▽
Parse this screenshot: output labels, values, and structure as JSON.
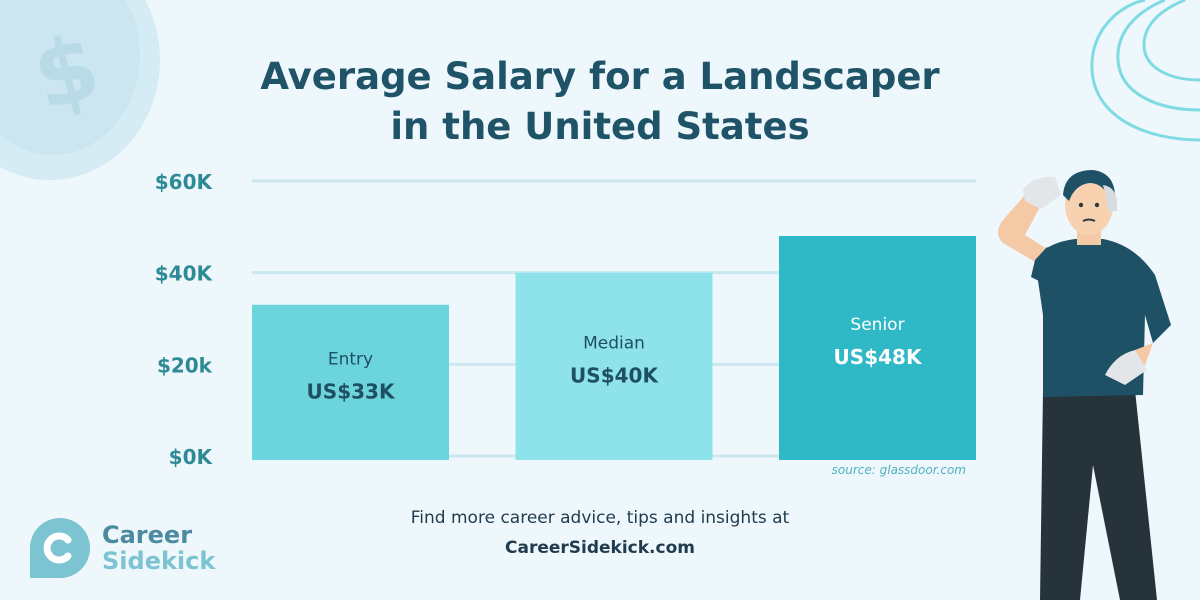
{
  "chart_data": {
    "type": "bar",
    "title": "Average Salary for a Landscaper in the United States",
    "title_lines": [
      "Average Salary for a Landscaper",
      "in the United States"
    ],
    "categories": [
      "Entry",
      "Median",
      "Senior"
    ],
    "values": [
      33,
      40,
      48
    ],
    "value_labels": [
      "US$33K",
      "US$40K",
      "US$48K"
    ],
    "unit": "thousand USD",
    "ylim": [
      0,
      60
    ],
    "yticks": [
      0,
      20,
      40,
      60
    ],
    "ytick_labels": [
      "$0K",
      "$20k",
      "$40K",
      "$60K"
    ],
    "xlabel": "",
    "ylabel": "",
    "grid": true,
    "bar_colors": [
      "#6cd4dc",
      "#8ee3ea",
      "#2fb8c6"
    ],
    "label_colors": [
      "#1f4f63",
      "#1f4f63",
      "#ffffff"
    ],
    "source": "source: glassdoor.com"
  },
  "footer": {
    "line1": "Find more career advice, tips and insights at",
    "line2": "CareerSidekick.com"
  },
  "logo": {
    "line1": "Career",
    "line2": "Sidekick",
    "icon": "c-logo-icon"
  },
  "decorations": {
    "coin_icon": "dollar-coin-icon",
    "person_illustration": "confused-landscaper-illustration"
  },
  "colors": {
    "background": "#eef7fc",
    "title": "#1f5468",
    "axis_label": "#2e8a94",
    "gridline": "#cbe8f1",
    "source": "#4fb3bf"
  }
}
△
All of the entries need to be transcribed word for word; pictures are left out.

The completed task:
Parse this screenshot: output labels, values, and structure as JSON.
{
  "chart_data": {
    "type": "bar",
    "title": "Average Salary for a Landscaper in the United States",
    "title_lines": [
      "Average Salary for a Landscaper",
      "in the United States"
    ],
    "categories": [
      "Entry",
      "Median",
      "Senior"
    ],
    "values": [
      33,
      40,
      48
    ],
    "value_labels": [
      "US$33K",
      "US$40K",
      "US$48K"
    ],
    "unit": "thousand USD",
    "ylim": [
      0,
      60
    ],
    "yticks": [
      0,
      20,
      40,
      60
    ],
    "ytick_labels": [
      "$0K",
      "$20k",
      "$40K",
      "$60K"
    ],
    "xlabel": "",
    "ylabel": "",
    "grid": true,
    "bar_colors": [
      "#6cd4dc",
      "#8ee3ea",
      "#2fb8c6"
    ],
    "label_colors": [
      "#1f4f63",
      "#1f4f63",
      "#ffffff"
    ],
    "source": "source: glassdoor.com"
  },
  "footer": {
    "line1": "Find more career advice, tips and insights at",
    "line2": "CareerSidekick.com"
  },
  "logo": {
    "line1": "Career",
    "line2": "Sidekick",
    "icon": "c-logo-icon"
  },
  "decorations": {
    "coin_icon": "dollar-coin-icon",
    "person_illustration": "confused-landscaper-illustration"
  },
  "colors": {
    "background": "#eef7fc",
    "title": "#1f5468",
    "axis_label": "#2e8a94",
    "gridline": "#cbe8f1",
    "source": "#4fb3bf"
  }
}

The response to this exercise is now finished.